## REQUIRED WORK
Please give the data below again in full, exactly as it stands.

>> BEGIN

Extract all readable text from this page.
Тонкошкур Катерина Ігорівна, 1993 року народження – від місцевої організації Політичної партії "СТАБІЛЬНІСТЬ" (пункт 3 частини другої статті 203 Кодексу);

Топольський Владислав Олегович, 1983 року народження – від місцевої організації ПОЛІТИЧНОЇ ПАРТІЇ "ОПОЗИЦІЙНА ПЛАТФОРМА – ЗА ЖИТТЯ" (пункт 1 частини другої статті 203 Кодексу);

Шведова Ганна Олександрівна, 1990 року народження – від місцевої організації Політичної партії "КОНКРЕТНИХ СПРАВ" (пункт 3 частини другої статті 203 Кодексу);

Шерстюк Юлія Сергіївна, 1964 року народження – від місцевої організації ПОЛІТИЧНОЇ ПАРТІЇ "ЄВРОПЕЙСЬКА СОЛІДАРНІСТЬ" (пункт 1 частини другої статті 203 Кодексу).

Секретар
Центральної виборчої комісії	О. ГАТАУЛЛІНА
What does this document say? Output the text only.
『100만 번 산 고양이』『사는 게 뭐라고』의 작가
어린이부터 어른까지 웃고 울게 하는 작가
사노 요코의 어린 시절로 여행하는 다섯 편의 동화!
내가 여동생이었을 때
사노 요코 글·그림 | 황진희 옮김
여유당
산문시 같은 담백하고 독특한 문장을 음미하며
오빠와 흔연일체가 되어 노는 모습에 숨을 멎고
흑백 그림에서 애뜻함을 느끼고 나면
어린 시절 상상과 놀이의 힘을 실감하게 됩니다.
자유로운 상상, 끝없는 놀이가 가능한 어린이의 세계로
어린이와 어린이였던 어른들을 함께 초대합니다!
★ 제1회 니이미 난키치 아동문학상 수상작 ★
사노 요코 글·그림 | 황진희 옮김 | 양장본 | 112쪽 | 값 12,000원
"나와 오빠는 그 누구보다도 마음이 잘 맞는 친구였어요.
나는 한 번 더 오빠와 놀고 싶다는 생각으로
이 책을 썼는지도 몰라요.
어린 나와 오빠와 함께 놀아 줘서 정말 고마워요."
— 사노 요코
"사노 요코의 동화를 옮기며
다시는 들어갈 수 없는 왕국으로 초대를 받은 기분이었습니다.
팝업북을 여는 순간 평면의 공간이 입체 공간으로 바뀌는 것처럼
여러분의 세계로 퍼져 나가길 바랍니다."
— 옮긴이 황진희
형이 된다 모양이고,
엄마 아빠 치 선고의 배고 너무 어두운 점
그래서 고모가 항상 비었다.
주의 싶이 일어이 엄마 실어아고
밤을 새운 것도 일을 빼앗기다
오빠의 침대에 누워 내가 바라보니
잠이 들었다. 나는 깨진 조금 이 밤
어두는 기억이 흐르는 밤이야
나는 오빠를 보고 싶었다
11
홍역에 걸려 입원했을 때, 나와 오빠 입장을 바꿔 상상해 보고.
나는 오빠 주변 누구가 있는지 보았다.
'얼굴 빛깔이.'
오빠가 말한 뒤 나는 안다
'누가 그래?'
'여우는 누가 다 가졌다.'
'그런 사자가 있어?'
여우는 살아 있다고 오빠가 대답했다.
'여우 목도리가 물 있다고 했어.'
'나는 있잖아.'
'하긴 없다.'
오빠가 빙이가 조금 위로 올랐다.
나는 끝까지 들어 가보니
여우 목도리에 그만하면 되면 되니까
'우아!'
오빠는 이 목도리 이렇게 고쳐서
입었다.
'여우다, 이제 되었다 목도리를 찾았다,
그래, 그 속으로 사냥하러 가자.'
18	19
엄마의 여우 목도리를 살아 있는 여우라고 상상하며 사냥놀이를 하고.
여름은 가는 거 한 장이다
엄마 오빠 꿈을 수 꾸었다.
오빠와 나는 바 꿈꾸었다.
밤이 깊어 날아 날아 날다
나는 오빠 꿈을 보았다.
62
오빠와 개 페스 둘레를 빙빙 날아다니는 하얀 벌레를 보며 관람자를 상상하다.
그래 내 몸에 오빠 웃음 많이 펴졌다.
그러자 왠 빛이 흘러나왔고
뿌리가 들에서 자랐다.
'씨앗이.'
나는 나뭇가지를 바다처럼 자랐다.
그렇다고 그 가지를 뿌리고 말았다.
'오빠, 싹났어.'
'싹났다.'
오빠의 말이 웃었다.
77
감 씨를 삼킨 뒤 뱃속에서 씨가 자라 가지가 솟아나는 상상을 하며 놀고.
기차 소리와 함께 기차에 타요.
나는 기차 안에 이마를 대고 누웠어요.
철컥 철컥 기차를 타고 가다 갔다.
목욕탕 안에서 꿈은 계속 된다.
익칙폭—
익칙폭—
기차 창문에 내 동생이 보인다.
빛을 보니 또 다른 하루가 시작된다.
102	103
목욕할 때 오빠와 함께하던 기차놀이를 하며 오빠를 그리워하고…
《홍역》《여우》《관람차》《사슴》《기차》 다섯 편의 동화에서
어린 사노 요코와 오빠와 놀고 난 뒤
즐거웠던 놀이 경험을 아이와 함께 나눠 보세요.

>> END

## PROBLEM SOLUTION
Extract all readable text from this page.
Тонкошкур Катерина Ігорівна, 1993 року народження – від місцевої організації Політичної партії "СТАБІЛЬНІСТЬ" (пункт 3 частини другої статті 203 Кодексу);

Топольський Владислав Олегович, 1983 року народження – від місцевої організації ПОЛІТИЧНОЇ ПАРТІЇ "ОПОЗИЦІЙНА ПЛАТФОРМА – ЗА ЖИТТЯ" (пункт 1 частини другої статті 203 Кодексу);

Шведова Ганна Олександрівна, 1990 року народження – від місцевої організації Політичної партії "КОНКРЕТНИХ СПРАВ" (пункт 3 частини другої статті 203 Кодексу);

Шерстюк Юлія Сергіївна, 1964 року народження – від місцевої організації ПОЛІТИЧНОЇ ПАРТІЇ "ЄВРОПЕЙСЬКА СОЛІДАРНІСТЬ" (пункт 1 частини другої статті 203 Кодексу).

Секретар
Центральної виборчої комісії	О. ГАТАУЛЛІНА
What does this document say? Output the text only.
『100만 번 산 고양이』『사는 게 뭐라고』의 작가
어린이부터 어른까지 웃고 울게 하는 작가
사노 요코의 어린 시절로 여행하는 다섯 편의 동화!
내가 여동생이었을 때
사노 요코 글·그림 | 황진희 옮김
여유당
산문시 같은 담백하고 독특한 문장을 음미하며
오빠와 흔연일체가 되어 노는 모습에 숨을 멎고
흑백 그림에서 애뜻함을 느끼고 나면
어린 시절 상상과 놀이의 힘을 실감하게 됩니다.
자유로운 상상, 끝없는 놀이가 가능한 어린이의 세계로
어린이와 어린이였던 어른들을 함께 초대합니다!
★ 제1회 니이미 난키치 아동문학상 수상작 ★
사노 요코 글·그림 | 황진희 옮김 | 양장본 | 112쪽 | 값 12,000원
"나와 오빠는 그 누구보다도 마음이 잘 맞는 친구였어요.
나는 한 번 더 오빠와 놀고 싶다는 생각으로
이 책을 썼는지도 몰라요.
어린 나와 오빠와 함께 놀아 줘서 정말 고마워요."
— 사노 요코
"사노 요코의 동화를 옮기며
다시는 들어갈 수 없는 왕국으로 초대를 받은 기분이었습니다.
팝업북을 여는 순간 평면의 공간이 입체 공간으로 바뀌는 것처럼
여러분의 세계로 퍼져 나가길 바랍니다."
— 옮긴이 황진희
형이 된다 모양이고,
엄마 아빠 치 선고의 배고 너무 어두운 점
그래서 고모가 항상 비었다.
주의 싶이 일어이 엄마 실어아고
밤을 새운 것도 일을 빼앗기다
오빠의 침대에 누워 내가 바라보니
잠이 들었다. 나는 깨진 조금 이 밤
어두는 기억이 흐르는 밤이야
나는 오빠를 보고 싶었다
11
홍역에 걸려 입원했을 때, 나와 오빠 입장을 바꿔 상상해 보고.
나는 오빠 주변 누구가 있는지 보았다.
'얼굴 빛깔이.'
오빠가 말한 뒤 나는 안다
'누가 그래?'
'여우는 누가 다 가졌다.'
'그런 사자가 있어?'
여우는 살아 있다고 오빠가 대답했다.
'여우 목도리가 물 있다고 했어.'
'나는 있잖아.'
'하긴 없다.'
오빠가 빙이가 조금 위로 올랐다.
나는 끝까지 들어 가보니
여우 목도리에 그만하면 되면 되니까
'우아!'
오빠는 이 목도리 이렇게 고쳐서
입었다.
'여우다, 이제 되었다 목도리를 찾았다,
그래, 그 속으로 사냥하러 가자.'
18	19
엄마의 여우 목도리를 살아 있는 여우라고 상상하며 사냥놀이를 하고.
여름은 가는 거 한 장이다
엄마 오빠 꿈을 수 꾸었다.
오빠와 나는 바 꿈꾸었다.
밤이 깊어 날아 날아 날다
나는 오빠 꿈을 보았다.
62
오빠와 개 페스 둘레를 빙빙 날아다니는 하얀 벌레를 보며 관람자를 상상하다.
그래 내 몸에 오빠 웃음 많이 펴졌다.
그러자 왠 빛이 흘러나왔고
뿌리가 들에서 자랐다.
'씨앗이.'
나는 나뭇가지를 바다처럼 자랐다.
그렇다고 그 가지를 뿌리고 말았다.
'오빠, 싹났어.'
'싹났다.'
오빠의 말이 웃었다.
77
감 씨를 삼킨 뒤 뱃속에서 씨가 자라 가지가 솟아나는 상상을 하며 놀고.
기차 소리와 함께 기차에 타요.
나는 기차 안에 이마를 대고 누웠어요.
철컥 철컥 기차를 타고 가다 갔다.
목욕탕 안에서 꿈은 계속 된다.
익칙폭—
익칙폭—
기차 창문에 내 동생이 보인다.
빛을 보니 또 다른 하루가 시작된다.
102	103
목욕할 때 오빠와 함께하던 기차놀이를 하며 오빠를 그리워하고…
《홍역》《여우》《관람차》《사슴》《기차》 다섯 편의 동화에서
어린 사노 요코와 오빠와 놀고 난 뒤
즐거웠던 놀이 경험을 아이와 함께 나눠 보세요.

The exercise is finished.